**Instructions for the task**
Write out the data below exactly as given, without any of its pictures.

**Input rows**
· · · ·

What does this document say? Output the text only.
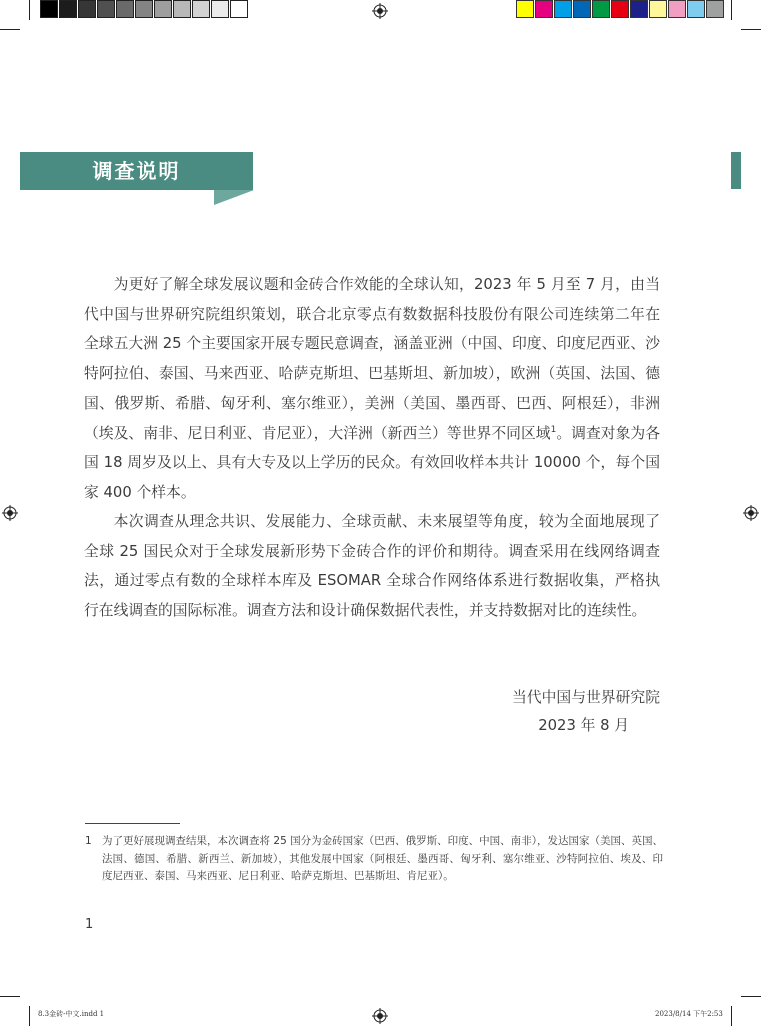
调查说明

为更好了解全球发展议题和金砖合作效能的全球认知，2023 年 5 月至 7 月，由当代中国与世界研究院组织策划，联合北京零点有数数据科技股份有限公司连续第二年在全球五大洲 25 个主要国家开展专题民意调查，涵盖亚洲（中国、印度、印度尼西亚、沙特阿拉伯、泰国、马来西亚、哈萨克斯坦、巴基斯坦、新加坡），欧洲（英国、法国、德国、俄罗斯、希腊、匈牙利、塞尔维亚），美洲（美国、墨西哥、巴西、阿根廷），非洲（埃及、南非、尼日利亚、肯尼亚），大洋洲（新西兰）等世界不同区域$^1$。调查对象为各国 18 周岁及以上、具有大专及以上学历的民众。有效回收样本共计 10000 个，每个国家 400 个样本。

本次调查从理念共识、发展能力、全球贡献、未来展望等角度，较为全面地展现了全球 25 国民众对于全球发展新形势下金砖合作的评价和期待。调查采用在线网络调查法，通过零点有数的全球样本库及 ESOMAR 全球合作网络体系进行数据收集，严格执行在线调查的国际标准。调查方法和设计确保数据代表性，并支持数据对比的连续性。

当代中国与世界研究院
2023 年 8 月
1 为了更好展现调查结果，本次调查将 25 国分为金砖国家（巴西、俄罗斯、印度、中国、南非），发达国家（美国、英国、法国、德国、希腊、新西兰、新加坡），其他发展中国家（阿根廷、墨西哥、匈牙利、塞尔维亚、沙特阿拉伯、埃及、印度尼西亚、泰国、马来西亚、尼日利亚、哈萨克斯坦、巴基斯坦、肯尼亚）。
1
8.3金砖-中文.indd 1	2023/8/14 下午2:53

· · · ·

**Reply to the exercise**
What does this document say? Output the text only.
调查说明

为更好了解全球发展议题和金砖合作效能的全球认知，2023 年 5 月至 7 月，由当代中国与世界研究院组织策划，联合北京零点有数数据科技股份有限公司连续第二年在全球五大洲 25 个主要国家开展专题民意调查，涵盖亚洲（中国、印度、印度尼西亚、沙特阿拉伯、泰国、马来西亚、哈萨克斯坦、巴基斯坦、新加坡），欧洲（英国、法国、德国、俄罗斯、希腊、匈牙利、塞尔维亚），美洲（美国、墨西哥、巴西、阿根廷），非洲（埃及、南非、尼日利亚、肯尼亚），大洋洲（新西兰）等世界不同区域$^1$。调查对象为各国 18 周岁及以上、具有大专及以上学历的民众。有效回收样本共计 10000 个，每个国家 400 个样本。

本次调查从理念共识、发展能力、全球贡献、未来展望等角度，较为全面地展现了全球 25 国民众对于全球发展新形势下金砖合作的评价和期待。调查采用在线网络调查法，通过零点有数的全球样本库及 ESOMAR 全球合作网络体系进行数据收集，严格执行在线调查的国际标准。调查方法和设计确保数据代表性，并支持数据对比的连续性。

当代中国与世界研究院
2023 年 8 月
1 为了更好展现调查结果，本次调查将 25 国分为金砖国家（巴西、俄罗斯、印度、中国、南非），发达国家（美国、英国、法国、德国、希腊、新西兰、新加坡），其他发展中国家（阿根廷、墨西哥、匈牙利、塞尔维亚、沙特阿拉伯、埃及、印度尼西亚、泰国、马来西亚、尼日利亚、哈萨克斯坦、巴基斯坦、肯尼亚）。
1
8.3金砖-中文.indd 1	2023/8/14 下午2:53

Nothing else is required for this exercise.